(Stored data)

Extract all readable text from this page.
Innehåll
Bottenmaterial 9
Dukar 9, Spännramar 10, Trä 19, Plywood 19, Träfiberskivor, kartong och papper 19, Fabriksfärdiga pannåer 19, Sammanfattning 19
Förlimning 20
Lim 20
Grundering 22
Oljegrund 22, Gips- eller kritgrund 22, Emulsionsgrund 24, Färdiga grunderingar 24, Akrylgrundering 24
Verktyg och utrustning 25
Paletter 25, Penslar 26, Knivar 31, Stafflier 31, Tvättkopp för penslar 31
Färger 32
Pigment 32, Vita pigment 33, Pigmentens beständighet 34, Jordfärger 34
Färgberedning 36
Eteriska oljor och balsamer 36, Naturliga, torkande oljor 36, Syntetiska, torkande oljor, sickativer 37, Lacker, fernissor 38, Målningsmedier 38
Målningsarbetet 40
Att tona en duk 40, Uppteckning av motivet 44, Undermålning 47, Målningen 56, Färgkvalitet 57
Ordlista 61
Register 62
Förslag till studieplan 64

# Task directions:
Every entry needs to be retyped exactly.

# Complete answer:
Extract all readable text from this page.
Innehåll
Bottenmaterial 9
Dukar 9, Spännramar 10, Trä 19, Plywood 19, Träfiberskivor, kartong och papper 19, Fabriksfärdiga pannåer 19, Sammanfattning 19
Förlimning 20
Lim 20
Grundering 22
Oljegrund 22, Gips- eller kritgrund 22, Emulsionsgrund 24, Färdiga grunderingar 24, Akrylgrundering 24
Verktyg och utrustning 25
Paletter 25, Penslar 26, Knivar 31, Stafflier 31, Tvättkopp för penslar 31
Färger 32
Pigment 32, Vita pigment 33, Pigmentens beständighet 34, Jordfärger 34
Färgberedning 36
Eteriska oljor och balsamer 36, Naturliga, torkande oljor 36, Syntetiska, torkande oljor, sickativer 37, Lacker, fernissor 38, Målningsmedier 38
Målningsarbetet 40
Att tona en duk 40, Uppteckning av motivet 44, Undermålning 47, Målningen 56, Färgkvalitet 57
Ordlista 61
Register 62
Förslag till studieplan 64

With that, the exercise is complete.